(Excerpted passage)
** start **
A full house at the city council chamber gives Mayor Mark Funkhouser and the new city council a standing ovation.
Sylvia Maria Gross / KCUR.
A full house at the city council chamber gives Mayor Mark Funkhouser and the new city council a standing ovation.


14 minutes

Kansas City, MO – Listen to the full audio of Kansas City, Missouri Mayor Mark Funkhouser's inaugural address, delivered this morning (May 1, 2007) at City Hall directly following his swearing-in as mayor.

Council Chamber
City Hall
Kansas City, Missouri
Tuesday, May 1, 2007


Today marks a new day at City Hall.

But first allow me to address what's most important. I want to thank my beautiful wife Gloria Squitiro and our daughter Tara and son Andrew. I am grateful for your support, and I promise that our little family will always come first.

And allow me please a moment to look back with admiration over the last eight years. No one can deny that the city's skyline is more dazzling today than it was in when Mayor Kay Barnes first took oath of office, and when the outgoing City Council of Kansas City began working with her.

The sight of so many cranes in our commercial core should be a welcome one for anyone who truly cares about our city and its future. Within easy walking distance of this chamber at 12th and Oak the evidence of the hard work of Mayor Barnes and her Council is abundant:

--Housing for thousands of new downtown residents
--Beautiful buildings rescued from neglect
--Longstanding eyesores finally demolished
--Ugly parking lots replaced by gleaming new structures, with jobs for our citizens
--Historic hotels rehabilitated and reopened
--The Convention Center and Music Hall refurbished and expanded
--A splendid new library

And, of course, this autumn both the Sprint Arena and the Power & Light District will open officially at which time I will humbly and with honor share the podium with Mayor Barnes, Mayor Pro Tem Brooks and the City Council that made it happen.
** end **
(Things to do)
1 - According to the inaugural address, which two venues will open officially this autumn?
2 - Does each statement agree with the inaugural address? Answer yes or no, and quote the deciding words.
(a) The speaker's wife is named Gloria Squitiro.
(b) A new library is among the results the speaker lists.
(c) The Sprint Arena has already opened officially.

(Extracted entries)
** start **
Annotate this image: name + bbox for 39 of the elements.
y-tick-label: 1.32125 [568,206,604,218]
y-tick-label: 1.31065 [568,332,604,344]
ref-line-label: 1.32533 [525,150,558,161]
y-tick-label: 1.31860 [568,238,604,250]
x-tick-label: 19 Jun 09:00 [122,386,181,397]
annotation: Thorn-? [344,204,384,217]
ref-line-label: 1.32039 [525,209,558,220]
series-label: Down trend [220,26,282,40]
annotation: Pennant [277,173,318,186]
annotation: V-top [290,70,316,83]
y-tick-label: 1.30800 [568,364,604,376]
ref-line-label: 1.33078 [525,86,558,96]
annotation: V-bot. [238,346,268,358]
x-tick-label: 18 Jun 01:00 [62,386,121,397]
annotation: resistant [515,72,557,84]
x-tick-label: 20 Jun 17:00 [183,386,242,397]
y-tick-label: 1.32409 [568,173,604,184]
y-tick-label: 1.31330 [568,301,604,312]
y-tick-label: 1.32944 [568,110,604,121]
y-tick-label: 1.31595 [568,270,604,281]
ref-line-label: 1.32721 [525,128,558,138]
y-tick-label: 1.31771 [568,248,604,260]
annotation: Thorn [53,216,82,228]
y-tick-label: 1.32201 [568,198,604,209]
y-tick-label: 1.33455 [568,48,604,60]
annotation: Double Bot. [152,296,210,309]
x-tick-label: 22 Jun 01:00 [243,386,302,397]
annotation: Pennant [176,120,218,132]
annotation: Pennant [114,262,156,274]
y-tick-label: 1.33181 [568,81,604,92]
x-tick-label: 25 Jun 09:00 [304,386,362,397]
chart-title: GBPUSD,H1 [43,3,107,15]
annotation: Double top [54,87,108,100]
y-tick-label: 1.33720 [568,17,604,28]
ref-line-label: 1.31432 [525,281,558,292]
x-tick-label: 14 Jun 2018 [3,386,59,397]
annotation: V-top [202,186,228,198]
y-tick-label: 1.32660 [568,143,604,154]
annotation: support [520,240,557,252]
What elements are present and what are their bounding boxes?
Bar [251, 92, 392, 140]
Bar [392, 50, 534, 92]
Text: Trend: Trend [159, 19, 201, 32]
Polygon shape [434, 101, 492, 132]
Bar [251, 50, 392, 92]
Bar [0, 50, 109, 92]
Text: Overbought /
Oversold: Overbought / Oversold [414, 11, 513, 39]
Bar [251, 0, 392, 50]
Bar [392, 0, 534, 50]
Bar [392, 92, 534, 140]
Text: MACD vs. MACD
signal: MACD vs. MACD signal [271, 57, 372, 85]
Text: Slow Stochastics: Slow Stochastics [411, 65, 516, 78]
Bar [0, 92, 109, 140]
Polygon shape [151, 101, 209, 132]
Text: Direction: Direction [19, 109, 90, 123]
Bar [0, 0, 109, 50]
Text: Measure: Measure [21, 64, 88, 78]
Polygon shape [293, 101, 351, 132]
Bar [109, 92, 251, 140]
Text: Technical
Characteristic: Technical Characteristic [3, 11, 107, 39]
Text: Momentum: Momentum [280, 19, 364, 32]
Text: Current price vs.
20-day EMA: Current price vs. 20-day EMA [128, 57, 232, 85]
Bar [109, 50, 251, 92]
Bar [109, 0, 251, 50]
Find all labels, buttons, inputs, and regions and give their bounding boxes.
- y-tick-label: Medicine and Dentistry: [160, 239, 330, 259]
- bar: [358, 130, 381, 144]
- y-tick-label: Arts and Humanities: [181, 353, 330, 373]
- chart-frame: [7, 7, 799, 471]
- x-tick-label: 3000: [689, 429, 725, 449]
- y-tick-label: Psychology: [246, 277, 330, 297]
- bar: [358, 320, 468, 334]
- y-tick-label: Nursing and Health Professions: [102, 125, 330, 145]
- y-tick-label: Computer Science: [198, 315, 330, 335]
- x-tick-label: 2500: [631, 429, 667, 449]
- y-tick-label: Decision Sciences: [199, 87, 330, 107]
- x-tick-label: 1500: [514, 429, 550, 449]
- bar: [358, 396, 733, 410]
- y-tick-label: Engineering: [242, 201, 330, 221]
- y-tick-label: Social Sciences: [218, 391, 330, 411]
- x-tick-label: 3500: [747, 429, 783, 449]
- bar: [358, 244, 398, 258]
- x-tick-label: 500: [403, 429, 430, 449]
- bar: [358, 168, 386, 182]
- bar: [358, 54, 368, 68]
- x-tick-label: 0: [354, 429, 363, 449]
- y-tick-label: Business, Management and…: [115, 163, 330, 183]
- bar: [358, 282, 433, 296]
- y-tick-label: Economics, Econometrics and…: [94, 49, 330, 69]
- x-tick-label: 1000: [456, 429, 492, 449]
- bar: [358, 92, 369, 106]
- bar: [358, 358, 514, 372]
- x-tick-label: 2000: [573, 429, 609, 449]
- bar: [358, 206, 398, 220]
** end **
(Answers to the tasks)
1 - The Sprint Arena and the Power & Light District.

2 -
(a) Yes: "my beautiful wife Gloria Squitiro"
(b) Yes: "A splendid new library"
(c) No: "this autumn both the Sprint Arena and the Power & Light District will open officially"